> What you have to do
Retype the material in full, keeping every word the same.

> Provided data

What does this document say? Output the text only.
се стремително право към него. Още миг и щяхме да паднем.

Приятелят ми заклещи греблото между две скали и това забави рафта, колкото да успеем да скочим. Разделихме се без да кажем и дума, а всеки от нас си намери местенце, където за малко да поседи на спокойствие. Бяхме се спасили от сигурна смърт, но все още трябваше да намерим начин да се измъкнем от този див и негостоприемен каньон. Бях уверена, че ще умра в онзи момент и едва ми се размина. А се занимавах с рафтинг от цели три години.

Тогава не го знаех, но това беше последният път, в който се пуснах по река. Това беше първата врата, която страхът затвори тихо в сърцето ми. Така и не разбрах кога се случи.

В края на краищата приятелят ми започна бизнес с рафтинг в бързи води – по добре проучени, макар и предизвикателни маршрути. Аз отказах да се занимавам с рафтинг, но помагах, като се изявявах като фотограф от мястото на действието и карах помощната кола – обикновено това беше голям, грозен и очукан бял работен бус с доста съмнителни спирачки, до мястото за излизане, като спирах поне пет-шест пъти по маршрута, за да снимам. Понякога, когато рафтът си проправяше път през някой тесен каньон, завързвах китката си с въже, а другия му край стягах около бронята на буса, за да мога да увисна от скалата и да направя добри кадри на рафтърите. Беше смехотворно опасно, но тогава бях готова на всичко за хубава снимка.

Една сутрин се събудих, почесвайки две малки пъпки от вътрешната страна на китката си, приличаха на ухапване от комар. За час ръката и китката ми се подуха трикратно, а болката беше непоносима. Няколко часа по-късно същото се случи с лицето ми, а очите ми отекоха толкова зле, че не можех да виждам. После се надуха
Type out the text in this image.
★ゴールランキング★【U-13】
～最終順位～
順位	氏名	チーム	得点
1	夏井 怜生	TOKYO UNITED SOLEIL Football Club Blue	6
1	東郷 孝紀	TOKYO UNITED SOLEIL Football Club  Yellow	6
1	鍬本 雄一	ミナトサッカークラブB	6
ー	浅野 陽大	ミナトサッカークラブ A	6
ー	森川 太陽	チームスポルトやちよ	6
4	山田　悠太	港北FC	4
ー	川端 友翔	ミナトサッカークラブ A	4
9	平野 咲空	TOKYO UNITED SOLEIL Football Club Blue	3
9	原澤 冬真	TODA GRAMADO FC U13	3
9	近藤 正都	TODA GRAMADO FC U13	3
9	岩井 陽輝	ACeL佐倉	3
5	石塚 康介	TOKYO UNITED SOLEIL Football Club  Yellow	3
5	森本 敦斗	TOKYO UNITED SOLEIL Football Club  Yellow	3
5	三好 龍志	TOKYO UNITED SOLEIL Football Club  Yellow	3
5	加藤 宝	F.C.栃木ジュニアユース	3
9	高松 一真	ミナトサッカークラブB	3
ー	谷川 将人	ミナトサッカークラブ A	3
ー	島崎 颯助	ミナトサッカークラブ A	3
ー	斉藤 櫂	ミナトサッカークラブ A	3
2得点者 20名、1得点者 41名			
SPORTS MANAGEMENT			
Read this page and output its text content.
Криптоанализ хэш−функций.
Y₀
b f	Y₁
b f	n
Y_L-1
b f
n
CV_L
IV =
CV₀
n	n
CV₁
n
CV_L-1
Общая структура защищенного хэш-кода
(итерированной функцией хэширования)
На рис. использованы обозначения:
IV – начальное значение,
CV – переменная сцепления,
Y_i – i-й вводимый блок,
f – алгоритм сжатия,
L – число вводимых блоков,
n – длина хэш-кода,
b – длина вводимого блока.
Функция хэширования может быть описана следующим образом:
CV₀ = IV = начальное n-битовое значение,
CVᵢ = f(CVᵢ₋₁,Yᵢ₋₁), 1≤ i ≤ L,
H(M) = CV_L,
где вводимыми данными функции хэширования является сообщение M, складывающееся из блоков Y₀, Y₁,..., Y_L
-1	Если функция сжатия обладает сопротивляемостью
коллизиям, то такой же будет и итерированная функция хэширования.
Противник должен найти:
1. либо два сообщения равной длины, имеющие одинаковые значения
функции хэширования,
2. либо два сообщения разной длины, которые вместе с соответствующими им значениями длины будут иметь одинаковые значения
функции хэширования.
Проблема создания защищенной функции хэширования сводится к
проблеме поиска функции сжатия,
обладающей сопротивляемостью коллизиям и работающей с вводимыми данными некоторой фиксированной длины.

> Complete answer
What does this document say? Output the text only.
се стремително право към него. Още миг и щяхме да паднем.

Приятелят ми заклещи греблото между две скали и това забави рафта, колкото да успеем да скочим. Разделихме се без да кажем и дума, а всеки от нас си намери местенце, където за малко да поседи на спокойствие. Бяхме се спасили от сигурна смърт, но все още трябваше да намерим начин да се измъкнем от този див и негостоприемен каньон. Бях уверена, че ще умра в онзи момент и едва ми се размина. А се занимавах с рафтинг от цели три години.

Тогава не го знаех, но това беше последният път, в който се пуснах по река. Това беше първата врата, която страхът затвори тихо в сърцето ми. Така и не разбрах кога се случи.

В края на краищата приятелят ми започна бизнес с рафтинг в бързи води – по добре проучени, макар и предизвикателни маршрути. Аз отказах да се занимавам с рафтинг, но помагах, като се изявявах като фотограф от мястото на действието и карах помощната кола – обикновено това беше голям, грозен и очукан бял работен бус с доста съмнителни спирачки, до мястото за излизане, като спирах поне пет-шест пъти по маршрута, за да снимам. Понякога, когато рафтът си проправяше път през някой тесен каньон, завързвах китката си с въже, а другия му край стягах около бронята на буса, за да мога да увисна от скалата и да направя добри кадри на рафтърите. Беше смехотворно опасно, но тогава бях готова на всичко за хубава снимка.

Една сутрин се събудих, почесвайки две малки пъпки от вътрешната страна на китката си, приличаха на ухапване от комар. За час ръката и китката ми се подуха трикратно, а болката беше непоносима. Няколко часа по-късно същото се случи с лицето ми, а очите ми отекоха толкова зле, че не можех да виждам. После се надуха
Type out the text in this image.
★ゴールランキング★【U-13】
～最終順位～
順位	氏名	チーム	得点
1	夏井 怜生	TOKYO UNITED SOLEIL Football Club Blue	6
1	東郷 孝紀	TOKYO UNITED SOLEIL Football Club  Yellow	6
1	鍬本 雄一	ミナトサッカークラブB	6
ー	浅野 陽大	ミナトサッカークラブ A	6
ー	森川 太陽	チームスポルトやちよ	6
4	山田　悠太	港北FC	4
ー	川端 友翔	ミナトサッカークラブ A	4
9	平野 咲空	TOKYO UNITED SOLEIL Football Club Blue	3
9	原澤 冬真	TODA GRAMADO FC U13	3
9	近藤 正都	TODA GRAMADO FC U13	3
9	岩井 陽輝	ACeL佐倉	3
5	石塚 康介	TOKYO UNITED SOLEIL Football Club  Yellow	3
5	森本 敦斗	TOKYO UNITED SOLEIL Football Club  Yellow	3
5	三好 龍志	TOKYO UNITED SOLEIL Football Club  Yellow	3
5	加藤 宝	F.C.栃木ジュニアユース	3
9	高松 一真	ミナトサッカークラブB	3
ー	谷川 将人	ミナトサッカークラブ A	3
ー	島崎 颯助	ミナトサッカークラブ A	3
ー	斉藤 櫂	ミナトサッカークラブ A	3
2得点者 20名、1得点者 41名			
SPORTS MANAGEMENT			
Read this page and output its text content.
Криптоанализ хэш−функций.
Y₀
b f	Y₁
b f	n
Y_L-1
b f
n
CV_L
IV =
CV₀
n	n
CV₁
n
CV_L-1
Общая структура защищенного хэш-кода
(итерированной функцией хэширования)
На рис. использованы обозначения:
IV – начальное значение,
CV – переменная сцепления,
Y_i – i-й вводимый блок,
f – алгоритм сжатия,
L – число вводимых блоков,
n – длина хэш-кода,
b – длина вводимого блока.
Функция хэширования может быть описана следующим образом:
CV₀ = IV = начальное n-битовое значение,
CVᵢ = f(CVᵢ₋₁,Yᵢ₋₁), 1≤ i ≤ L,
H(M) = CV_L,
где вводимыми данными функции хэширования является сообщение M, складывающееся из блоков Y₀, Y₁,..., Y_L
-1	Если функция сжатия обладает сопротивляемостью
коллизиям, то такой же будет и итерированная функция хэширования.
Противник должен найти:
1. либо два сообщения равной длины, имеющие одинаковые значения
функции хэширования,
2. либо два сообщения разной длины, которые вместе с соответствующими им значениями длины будут иметь одинаковые значения
функции хэширования.
Проблема создания защищенной функции хэширования сводится к
проблеме поиска функции сжатия,
обладающей сопротивляемостью коллизиям и работающей с вводимыми данными некоторой фиксированной длины.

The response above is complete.